**What is needed**
Copy out all of the material exactly as presented.

**Supplied data**
-=-=-=-=-

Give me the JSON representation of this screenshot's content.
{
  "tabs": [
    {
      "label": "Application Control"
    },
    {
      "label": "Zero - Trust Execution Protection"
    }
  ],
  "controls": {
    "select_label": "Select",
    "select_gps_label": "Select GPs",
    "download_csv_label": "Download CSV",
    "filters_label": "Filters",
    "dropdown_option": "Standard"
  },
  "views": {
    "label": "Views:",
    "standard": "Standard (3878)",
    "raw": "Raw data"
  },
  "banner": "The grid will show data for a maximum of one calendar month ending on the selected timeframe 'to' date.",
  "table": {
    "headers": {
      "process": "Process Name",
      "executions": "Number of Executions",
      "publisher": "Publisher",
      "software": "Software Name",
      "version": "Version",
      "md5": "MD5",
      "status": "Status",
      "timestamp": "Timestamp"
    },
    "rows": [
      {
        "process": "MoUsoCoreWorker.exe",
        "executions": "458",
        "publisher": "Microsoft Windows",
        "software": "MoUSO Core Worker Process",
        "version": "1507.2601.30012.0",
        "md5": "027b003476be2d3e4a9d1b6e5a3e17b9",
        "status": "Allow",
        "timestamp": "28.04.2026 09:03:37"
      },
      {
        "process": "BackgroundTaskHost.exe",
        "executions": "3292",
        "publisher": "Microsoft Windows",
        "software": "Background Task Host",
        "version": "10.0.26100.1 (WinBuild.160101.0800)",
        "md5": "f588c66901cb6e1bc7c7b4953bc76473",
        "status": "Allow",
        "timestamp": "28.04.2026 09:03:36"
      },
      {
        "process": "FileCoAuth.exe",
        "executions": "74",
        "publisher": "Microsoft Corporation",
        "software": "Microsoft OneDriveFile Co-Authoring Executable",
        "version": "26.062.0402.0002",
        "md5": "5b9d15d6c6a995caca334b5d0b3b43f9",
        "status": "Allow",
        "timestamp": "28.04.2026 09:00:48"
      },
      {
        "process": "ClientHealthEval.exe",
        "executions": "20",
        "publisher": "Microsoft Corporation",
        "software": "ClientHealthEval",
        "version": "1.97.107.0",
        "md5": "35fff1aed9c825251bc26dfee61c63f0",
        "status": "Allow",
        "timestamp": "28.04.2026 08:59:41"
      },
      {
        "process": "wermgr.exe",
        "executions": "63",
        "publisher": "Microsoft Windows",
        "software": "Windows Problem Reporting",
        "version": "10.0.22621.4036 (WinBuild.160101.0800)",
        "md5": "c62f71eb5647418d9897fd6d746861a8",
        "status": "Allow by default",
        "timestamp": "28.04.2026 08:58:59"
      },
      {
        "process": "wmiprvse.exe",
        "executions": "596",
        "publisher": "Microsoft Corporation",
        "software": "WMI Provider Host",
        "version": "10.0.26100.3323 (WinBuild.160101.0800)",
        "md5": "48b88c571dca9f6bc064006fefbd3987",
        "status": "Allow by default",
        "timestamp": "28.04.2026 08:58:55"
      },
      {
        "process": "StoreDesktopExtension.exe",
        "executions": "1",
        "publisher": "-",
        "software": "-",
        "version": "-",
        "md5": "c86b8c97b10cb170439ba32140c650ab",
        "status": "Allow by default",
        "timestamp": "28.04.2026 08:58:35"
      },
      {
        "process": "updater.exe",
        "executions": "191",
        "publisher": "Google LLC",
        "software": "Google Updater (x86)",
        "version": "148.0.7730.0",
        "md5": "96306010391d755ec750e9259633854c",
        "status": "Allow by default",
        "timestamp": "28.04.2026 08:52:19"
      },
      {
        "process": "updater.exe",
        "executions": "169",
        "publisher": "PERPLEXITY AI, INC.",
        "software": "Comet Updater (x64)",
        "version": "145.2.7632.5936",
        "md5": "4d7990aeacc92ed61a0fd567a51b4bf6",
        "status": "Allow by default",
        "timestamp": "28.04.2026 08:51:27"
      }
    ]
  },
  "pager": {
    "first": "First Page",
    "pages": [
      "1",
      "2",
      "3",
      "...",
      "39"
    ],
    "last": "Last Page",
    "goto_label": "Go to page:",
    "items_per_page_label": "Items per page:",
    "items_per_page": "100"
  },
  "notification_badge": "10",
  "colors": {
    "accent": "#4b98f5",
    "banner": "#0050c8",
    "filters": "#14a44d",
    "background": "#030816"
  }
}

-=-=-=-=-

**Correct answer**
Give me the JSON representation of this screenshot's content.
{
  "tabs": [
    {
      "label": "Application Control"
    },
    {
      "label": "Zero - Trust Execution Protection"
    }
  ],
  "controls": {
    "select_label": "Select",
    "select_gps_label": "Select GPs",
    "download_csv_label": "Download CSV",
    "filters_label": "Filters",
    "dropdown_option": "Standard"
  },
  "views": {
    "label": "Views:",
    "standard": "Standard (3878)",
    "raw": "Raw data"
  },
  "banner": "The grid will show data for a maximum of one calendar month ending on the selected timeframe 'to' date.",
  "table": {
    "headers": {
      "process": "Process Name",
      "executions": "Number of Executions",
      "publisher": "Publisher",
      "software": "Software Name",
      "version": "Version",
      "md5": "MD5",
      "status": "Status",
      "timestamp": "Timestamp"
    },
    "rows": [
      {
        "process": "MoUsoCoreWorker.exe",
        "executions": "458",
        "publisher": "Microsoft Windows",
        "software": "MoUSO Core Worker Process",
        "version": "1507.2601.30012.0",
        "md5": "027b003476be2d3e4a9d1b6e5a3e17b9",
        "status": "Allow",
        "timestamp": "28.04.2026 09:03:37"
      },
      {
        "process": "BackgroundTaskHost.exe",
        "executions": "3292",
        "publisher": "Microsoft Windows",
        "software": "Background Task Host",
        "version": "10.0.26100.1 (WinBuild.160101.0800)",
        "md5": "f588c66901cb6e1bc7c7b4953bc76473",
        "status": "Allow",
        "timestamp": "28.04.2026 09:03:36"
      },
      {
        "process": "FileCoAuth.exe",
        "executions": "74",
        "publisher": "Microsoft Corporation",
        "software": "Microsoft OneDriveFile Co-Authoring Executable",
        "version": "26.062.0402.0002",
        "md5": "5b9d15d6c6a995caca334b5d0b3b43f9",
        "status": "Allow",
        "timestamp": "28.04.2026 09:00:48"
      },
      {
        "process": "ClientHealthEval.exe",
        "executions": "20",
        "publisher": "Microsoft Corporation",
        "software": "ClientHealthEval",
        "version": "1.97.107.0",
        "md5": "35fff1aed9c825251bc26dfee61c63f0",
        "status": "Allow",
        "timestamp": "28.04.2026 08:59:41"
      },
      {
        "process": "wermgr.exe",
        "executions": "63",
        "publisher": "Microsoft Windows",
        "software": "Windows Problem Reporting",
        "version": "10.0.22621.4036 (WinBuild.160101.0800)",
        "md5": "c62f71eb5647418d9897fd6d746861a8",
        "status": "Allow by default",
        "timestamp": "28.04.2026 08:58:59"
      },
      {
        "process": "wmiprvse.exe",
        "executions": "596",
        "publisher": "Microsoft Corporation",
        "software": "WMI Provider Host",
        "version": "10.0.26100.3323 (WinBuild.160101.0800)",
        "md5": "48b88c571dca9f6bc064006fefbd3987",
        "status": "Allow by default",
        "timestamp": "28.04.2026 08:58:55"
      },
      {
        "process": "StoreDesktopExtension.exe",
        "executions": "1",
        "publisher": "-",
        "software": "-",
        "version": "-",
        "md5": "c86b8c97b10cb170439ba32140c650ab",
        "status": "Allow by default",
        "timestamp": "28.04.2026 08:58:35"
      },
      {
        "process": "updater.exe",
        "executions": "191",
        "publisher": "Google LLC",
        "software": "Google Updater (x86)",
        "version": "148.0.7730.0",
        "md5": "96306010391d755ec750e9259633854c",
        "status": "Allow by default",
        "timestamp": "28.04.2026 08:52:19"
      },
      {
        "process": "updater.exe",
        "executions": "169",
        "publisher": "PERPLEXITY AI, INC.",
        "software": "Comet Updater (x64)",
        "version": "145.2.7632.5936",
        "md5": "4d7990aeacc92ed61a0fd567a51b4bf6",
        "status": "Allow by default",
        "timestamp": "28.04.2026 08:51:27"
      }
    ]
  },
  "pager": {
    "first": "First Page",
    "pages": [
      "1",
      "2",
      "3",
      "...",
      "39"
    ],
    "last": "Last Page",
    "goto_label": "Go to page:",
    "items_per_page_label": "Items per page:",
    "items_per_page": "100"
  },
  "notification_badge": "10",
  "colors": {
    "accent": "#4b98f5",
    "banner": "#0050c8",
    "filters": "#14a44d",
    "background": "#030816"
  }
}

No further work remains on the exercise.